* _Set task_
What follows is a set of records; restate each one word for word and drop the pictures.

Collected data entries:
********

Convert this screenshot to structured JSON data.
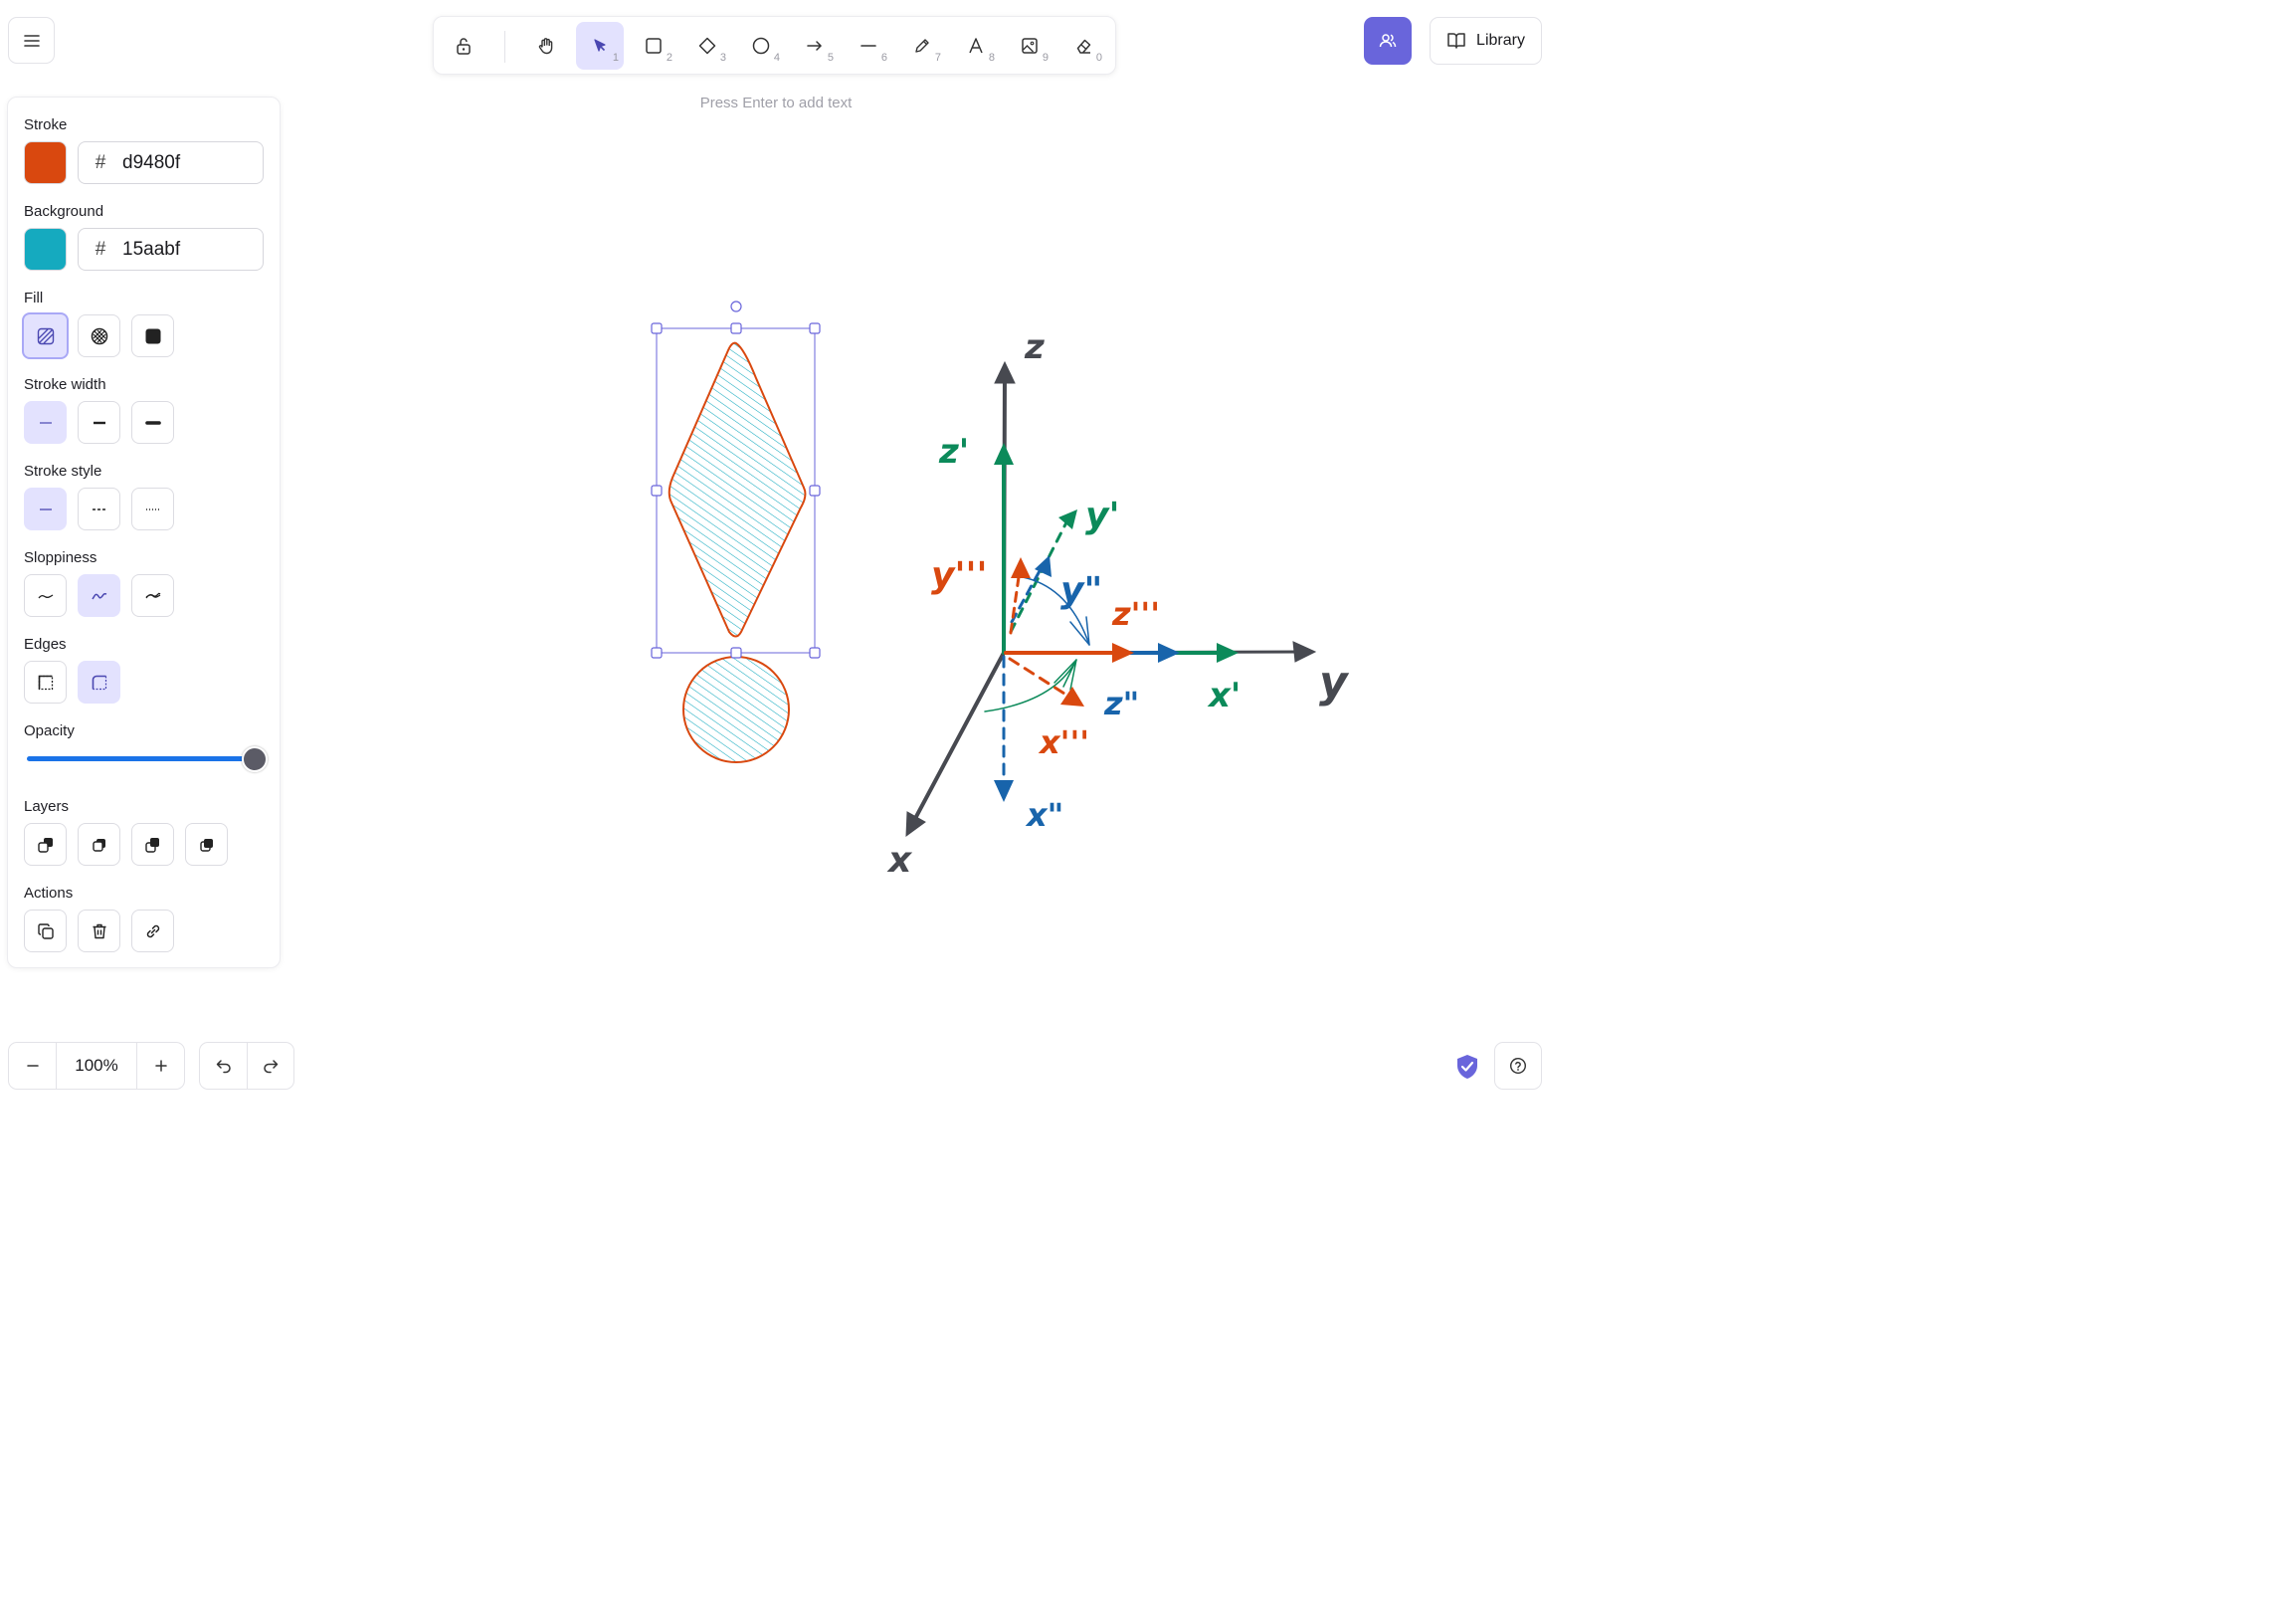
{
  "toolbar": {
    "tools": [
      {
        "name": "hand",
        "key": ""
      },
      {
        "name": "selection",
        "key": "1"
      },
      {
        "name": "rectangle",
        "key": "2"
      },
      {
        "name": "diamond",
        "key": "3"
      },
      {
        "name": "ellipse",
        "key": "4"
      },
      {
        "name": "arrow",
        "key": "5"
      },
      {
        "name": "line",
        "key": "6"
      },
      {
        "name": "draw",
        "key": "7"
      },
      {
        "name": "text",
        "key": "8"
      },
      {
        "name": "image",
        "key": "9"
      },
      {
        "name": "eraser",
        "key": "0"
      }
    ],
    "active_tool": "selection",
    "hint": "Press Enter to add text"
  },
  "header": {
    "library_label": "Library"
  },
  "panel": {
    "stroke": {
      "label": "Stroke",
      "hex": "d9480f",
      "color": "#d9480f"
    },
    "background": {
      "label": "Background",
      "hex": "15aabf",
      "color": "#15aabf"
    },
    "fill_label": "Fill",
    "stroke_width_label": "Stroke width",
    "stroke_style_label": "Stroke style",
    "sloppiness_label": "Sloppiness",
    "edges_label": "Edges",
    "opacity_label": "Opacity",
    "opacity": 100,
    "layers_label": "Layers",
    "actions_label": "Actions",
    "hash": "#"
  },
  "footer": {
    "zoom": "100%"
  },
  "canvas_labels": {
    "z": "z",
    "y": "y",
    "x": "x",
    "z1": "z'",
    "y1": "y'",
    "x1": "x'",
    "z2": "z\"",
    "y2": "y\"",
    "x2": "x\"",
    "z3": "z'''",
    "y3": "y'''",
    "x3": "x'''"
  },
  "colors": {
    "accent": "#6965db",
    "green": "#0c8a5a",
    "blue": "#1864ab",
    "orange": "#d9480f",
    "gray": "#474950",
    "teal": "#15aabf"
  }
}
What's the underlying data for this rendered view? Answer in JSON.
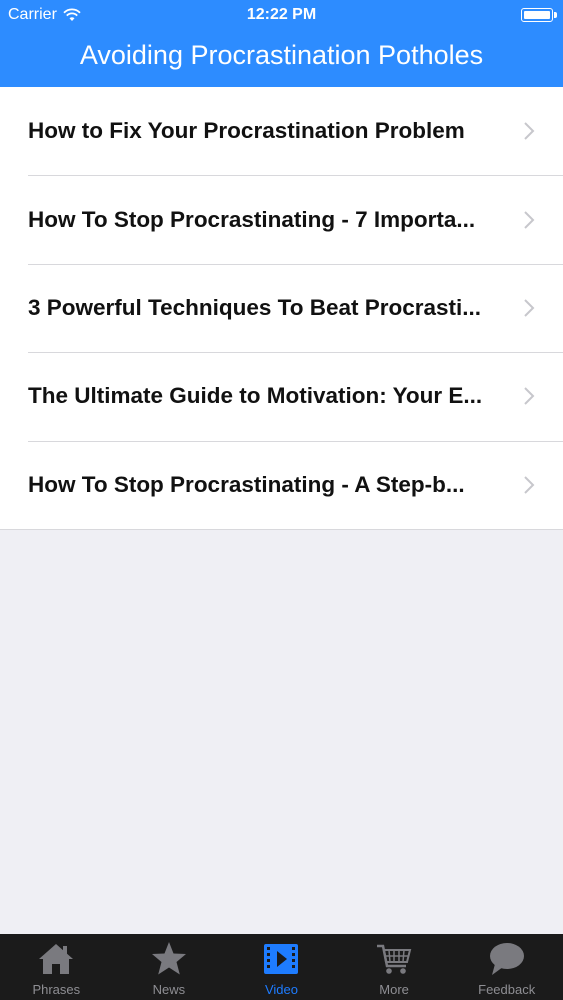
{
  "status_bar": {
    "carrier": "Carrier",
    "time": "12:22 PM"
  },
  "nav": {
    "title": "Avoiding Procrastination Potholes"
  },
  "list": {
    "items": [
      {
        "label": "How to Fix Your Procrastination Problem"
      },
      {
        "label": "How To Stop Procrastinating - 7 Importa..."
      },
      {
        "label": "3 Powerful Techniques To Beat Procrasti..."
      },
      {
        "label": "The Ultimate Guide to Motivation: Your E..."
      },
      {
        "label": "How To Stop Procrastinating - A Step-b..."
      }
    ]
  },
  "tab_bar": {
    "active": "Video",
    "tabs": [
      {
        "label": "Phrases",
        "icon": "home-icon"
      },
      {
        "label": "News",
        "icon": "star-icon"
      },
      {
        "label": "Video",
        "icon": "film-icon"
      },
      {
        "label": "More",
        "icon": "cart-icon"
      },
      {
        "label": "Feedback",
        "icon": "speech-bubble-icon"
      }
    ]
  },
  "colors": {
    "accent": "#2d8cff",
    "tab_active": "#1e7cff",
    "tab_inactive": "#8e8e93",
    "tab_bar_bg": "#1b1b1b",
    "background": "#efeff4"
  }
}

********

* _Result below_
Convert this screenshot to structured JSON data.
{
  "toolbar": {
    "tools": [
      {
        "name": "hand",
        "key": ""
      },
      {
        "name": "selection",
        "key": "1"
      },
      {
        "name": "rectangle",
        "key": "2"
      },
      {
        "name": "diamond",
        "key": "3"
      },
      {
        "name": "ellipse",
        "key": "4"
      },
      {
        "name": "arrow",
        "key": "5"
      },
      {
        "name": "line",
        "key": "6"
      },
      {
        "name": "draw",
        "key": "7"
      },
      {
        "name": "text",
        "key": "8"
      },
      {
        "name": "image",
        "key": "9"
      },
      {
        "name": "eraser",
        "key": "0"
      }
    ],
    "active_tool": "selection",
    "hint": "Press Enter to add text"
  },
  "header": {
    "library_label": "Library"
  },
  "panel": {
    "stroke": {
      "label": "Stroke",
      "hex": "d9480f",
      "color": "#d9480f"
    },
    "background": {
      "label": "Background",
      "hex": "15aabf",
      "color": "#15aabf"
    },
    "fill_label": "Fill",
    "stroke_width_label": "Stroke width",
    "stroke_style_label": "Stroke style",
    "sloppiness_label": "Sloppiness",
    "edges_label": "Edges",
    "opacity_label": "Opacity",
    "opacity": 100,
    "layers_label": "Layers",
    "actions_label": "Actions",
    "hash": "#"
  },
  "footer": {
    "zoom": "100%"
  },
  "canvas_labels": {
    "z": "z",
    "y": "y",
    "x": "x",
    "z1": "z'",
    "y1": "y'",
    "x1": "x'",
    "z2": "z\"",
    "y2": "y\"",
    "x2": "x\"",
    "z3": "z'''",
    "y3": "y'''",
    "x3": "x'''"
  },
  "colors": {
    "accent": "#6965db",
    "green": "#0c8a5a",
    "blue": "#1864ab",
    "orange": "#d9480f",
    "gray": "#474950",
    "teal": "#15aabf"
  }
}
What's the underlying data for this rendered view? Answer in JSON.
{
  "status_bar": {
    "carrier": "Carrier",
    "time": "12:22 PM"
  },
  "nav": {
    "title": "Avoiding Procrastination Potholes"
  },
  "list": {
    "items": [
      {
        "label": "How to Fix Your Procrastination Problem"
      },
      {
        "label": "How To Stop Procrastinating - 7 Importa..."
      },
      {
        "label": "3 Powerful Techniques To Beat Procrasti..."
      },
      {
        "label": "The Ultimate Guide to Motivation: Your E..."
      },
      {
        "label": "How To Stop Procrastinating - A Step-b..."
      }
    ]
  },
  "tab_bar": {
    "active": "Video",
    "tabs": [
      {
        "label": "Phrases",
        "icon": "home-icon"
      },
      {
        "label": "News",
        "icon": "star-icon"
      },
      {
        "label": "Video",
        "icon": "film-icon"
      },
      {
        "label": "More",
        "icon": "cart-icon"
      },
      {
        "label": "Feedback",
        "icon": "speech-bubble-icon"
      }
    ]
  },
  "colors": {
    "accent": "#2d8cff",
    "tab_active": "#1e7cff",
    "tab_inactive": "#8e8e93",
    "tab_bar_bg": "#1b1b1b",
    "background": "#efeff4"
  }
}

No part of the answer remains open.